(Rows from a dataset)
- - -

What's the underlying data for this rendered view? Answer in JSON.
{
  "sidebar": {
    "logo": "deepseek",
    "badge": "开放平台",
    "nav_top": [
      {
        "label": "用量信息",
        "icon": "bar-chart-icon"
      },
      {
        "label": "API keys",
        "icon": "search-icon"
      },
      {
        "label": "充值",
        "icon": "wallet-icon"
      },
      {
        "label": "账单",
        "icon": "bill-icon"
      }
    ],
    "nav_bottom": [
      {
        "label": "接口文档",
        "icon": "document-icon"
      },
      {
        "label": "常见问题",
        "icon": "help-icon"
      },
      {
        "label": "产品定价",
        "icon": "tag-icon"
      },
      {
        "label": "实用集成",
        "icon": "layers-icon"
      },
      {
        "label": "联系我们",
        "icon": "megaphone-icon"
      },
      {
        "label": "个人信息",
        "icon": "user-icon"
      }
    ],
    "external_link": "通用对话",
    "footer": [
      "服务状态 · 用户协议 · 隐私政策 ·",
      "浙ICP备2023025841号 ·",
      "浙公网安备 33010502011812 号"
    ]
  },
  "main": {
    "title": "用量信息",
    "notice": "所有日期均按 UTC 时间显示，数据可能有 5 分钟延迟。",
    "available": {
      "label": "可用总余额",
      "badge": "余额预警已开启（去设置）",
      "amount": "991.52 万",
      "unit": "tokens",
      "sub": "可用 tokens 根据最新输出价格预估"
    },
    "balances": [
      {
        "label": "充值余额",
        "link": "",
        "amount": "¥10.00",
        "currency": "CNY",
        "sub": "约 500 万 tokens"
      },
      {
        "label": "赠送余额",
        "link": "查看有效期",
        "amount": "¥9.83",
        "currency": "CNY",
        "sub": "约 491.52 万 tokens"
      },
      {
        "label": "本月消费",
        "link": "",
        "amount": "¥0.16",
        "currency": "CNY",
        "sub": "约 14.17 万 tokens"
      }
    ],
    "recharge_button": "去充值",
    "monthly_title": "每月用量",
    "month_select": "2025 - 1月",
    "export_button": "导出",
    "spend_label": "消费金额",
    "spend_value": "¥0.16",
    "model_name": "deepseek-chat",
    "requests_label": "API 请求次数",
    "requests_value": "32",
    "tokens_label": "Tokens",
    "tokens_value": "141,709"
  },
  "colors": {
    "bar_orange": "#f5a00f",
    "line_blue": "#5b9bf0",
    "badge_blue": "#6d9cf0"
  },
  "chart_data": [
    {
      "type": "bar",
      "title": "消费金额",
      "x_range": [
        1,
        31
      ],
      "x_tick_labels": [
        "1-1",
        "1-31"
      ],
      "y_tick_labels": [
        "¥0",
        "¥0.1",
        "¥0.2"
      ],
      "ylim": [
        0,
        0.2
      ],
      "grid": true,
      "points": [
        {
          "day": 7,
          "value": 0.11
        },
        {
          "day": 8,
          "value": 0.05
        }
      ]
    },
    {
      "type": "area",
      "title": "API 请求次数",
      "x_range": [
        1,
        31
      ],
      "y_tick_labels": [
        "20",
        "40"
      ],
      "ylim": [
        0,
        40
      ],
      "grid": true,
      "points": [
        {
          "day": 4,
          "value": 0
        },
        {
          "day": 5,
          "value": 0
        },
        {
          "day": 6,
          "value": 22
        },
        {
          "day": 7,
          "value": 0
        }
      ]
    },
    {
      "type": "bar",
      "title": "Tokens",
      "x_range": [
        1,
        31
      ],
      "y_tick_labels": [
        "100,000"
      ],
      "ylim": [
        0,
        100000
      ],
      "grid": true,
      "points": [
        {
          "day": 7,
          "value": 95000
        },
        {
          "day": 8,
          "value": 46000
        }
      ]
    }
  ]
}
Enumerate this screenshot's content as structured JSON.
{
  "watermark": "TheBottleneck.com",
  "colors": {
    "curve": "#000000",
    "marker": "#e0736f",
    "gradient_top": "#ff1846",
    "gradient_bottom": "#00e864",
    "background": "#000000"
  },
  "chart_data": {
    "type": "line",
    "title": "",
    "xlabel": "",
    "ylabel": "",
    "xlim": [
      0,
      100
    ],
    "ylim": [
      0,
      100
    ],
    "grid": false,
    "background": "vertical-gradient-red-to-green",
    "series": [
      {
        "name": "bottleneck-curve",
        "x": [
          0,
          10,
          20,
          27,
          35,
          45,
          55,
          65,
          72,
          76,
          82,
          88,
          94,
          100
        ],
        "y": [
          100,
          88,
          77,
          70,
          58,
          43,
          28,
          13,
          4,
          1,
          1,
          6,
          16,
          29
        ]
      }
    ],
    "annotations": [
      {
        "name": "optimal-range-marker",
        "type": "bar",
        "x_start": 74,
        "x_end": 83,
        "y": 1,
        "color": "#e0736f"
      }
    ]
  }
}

- - -

● **AIM**: Return all of the data word for word.

● **COMPLETE ANSWER**:
What's the underlying data for this rendered view? Answer in JSON.
{
  "sidebar": {
    "logo": "deepseek",
    "badge": "开放平台",
    "nav_top": [
      {
        "label": "用量信息",
        "icon": "bar-chart-icon"
      },
      {
        "label": "API keys",
        "icon": "search-icon"
      },
      {
        "label": "充值",
        "icon": "wallet-icon"
      },
      {
        "label": "账单",
        "icon": "bill-icon"
      }
    ],
    "nav_bottom": [
      {
        "label": "接口文档",
        "icon": "document-icon"
      },
      {
        "label": "常见问题",
        "icon": "help-icon"
      },
      {
        "label": "产品定价",
        "icon": "tag-icon"
      },
      {
        "label": "实用集成",
        "icon": "layers-icon"
      },
      {
        "label": "联系我们",
        "icon": "megaphone-icon"
      },
      {
        "label": "个人信息",
        "icon": "user-icon"
      }
    ],
    "external_link": "通用对话",
    "footer": [
      "服务状态 · 用户协议 · 隐私政策 ·",
      "浙ICP备2023025841号 ·",
      "浙公网安备 33010502011812 号"
    ]
  },
  "main": {
    "title": "用量信息",
    "notice": "所有日期均按 UTC 时间显示，数据可能有 5 分钟延迟。",
    "available": {
      "label": "可用总余额",
      "badge": "余额预警已开启（去设置）",
      "amount": "991.52 万",
      "unit": "tokens",
      "sub": "可用 tokens 根据最新输出价格预估"
    },
    "balances": [
      {
        "label": "充值余额",
        "link": "",
        "amount": "¥10.00",
        "currency": "CNY",
        "sub": "约 500 万 tokens"
      },
      {
        "label": "赠送余额",
        "link": "查看有效期",
        "amount": "¥9.83",
        "currency": "CNY",
        "sub": "约 491.52 万 tokens"
      },
      {
        "label": "本月消费",
        "link": "",
        "amount": "¥0.16",
        "currency": "CNY",
        "sub": "约 14.17 万 tokens"
      }
    ],
    "recharge_button": "去充值",
    "monthly_title": "每月用量",
    "month_select": "2025 - 1月",
    "export_button": "导出",
    "spend_label": "消费金额",
    "spend_value": "¥0.16",
    "model_name": "deepseek-chat",
    "requests_label": "API 请求次数",
    "requests_value": "32",
    "tokens_label": "Tokens",
    "tokens_value": "141,709"
  },
  "colors": {
    "bar_orange": "#f5a00f",
    "line_blue": "#5b9bf0",
    "badge_blue": "#6d9cf0"
  },
  "chart_data": [
    {
      "type": "bar",
      "title": "消费金额",
      "x_range": [
        1,
        31
      ],
      "x_tick_labels": [
        "1-1",
        "1-31"
      ],
      "y_tick_labels": [
        "¥0",
        "¥0.1",
        "¥0.2"
      ],
      "ylim": [
        0,
        0.2
      ],
      "grid": true,
      "points": [
        {
          "day": 7,
          "value": 0.11
        },
        {
          "day": 8,
          "value": 0.05
        }
      ]
    },
    {
      "type": "area",
      "title": "API 请求次数",
      "x_range": [
        1,
        31
      ],
      "y_tick_labels": [
        "20",
        "40"
      ],
      "ylim": [
        0,
        40
      ],
      "grid": true,
      "points": [
        {
          "day": 4,
          "value": 0
        },
        {
          "day": 5,
          "value": 0
        },
        {
          "day": 6,
          "value": 22
        },
        {
          "day": 7,
          "value": 0
        }
      ]
    },
    {
      "type": "bar",
      "title": "Tokens",
      "x_range": [
        1,
        31
      ],
      "y_tick_labels": [
        "100,000"
      ],
      "ylim": [
        0,
        100000
      ],
      "grid": true,
      "points": [
        {
          "day": 7,
          "value": 95000
        },
        {
          "day": 8,
          "value": 46000
        }
      ]
    }
  ]
}
Enumerate this screenshot's content as structured JSON.
{
  "watermark": "TheBottleneck.com",
  "colors": {
    "curve": "#000000",
    "marker": "#e0736f",
    "gradient_top": "#ff1846",
    "gradient_bottom": "#00e864",
    "background": "#000000"
  },
  "chart_data": {
    "type": "line",
    "title": "",
    "xlabel": "",
    "ylabel": "",
    "xlim": [
      0,
      100
    ],
    "ylim": [
      0,
      100
    ],
    "grid": false,
    "background": "vertical-gradient-red-to-green",
    "series": [
      {
        "name": "bottleneck-curve",
        "x": [
          0,
          10,
          20,
          27,
          35,
          45,
          55,
          65,
          72,
          76,
          82,
          88,
          94,
          100
        ],
        "y": [
          100,
          88,
          77,
          70,
          58,
          43,
          28,
          13,
          4,
          1,
          1,
          6,
          16,
          29
        ]
      }
    ],
    "annotations": [
      {
        "name": "optimal-range-marker",
        "type": "bar",
        "x_start": 74,
        "x_end": 83,
        "y": 1,
        "color": "#e0736f"
      }
    ]
  }
}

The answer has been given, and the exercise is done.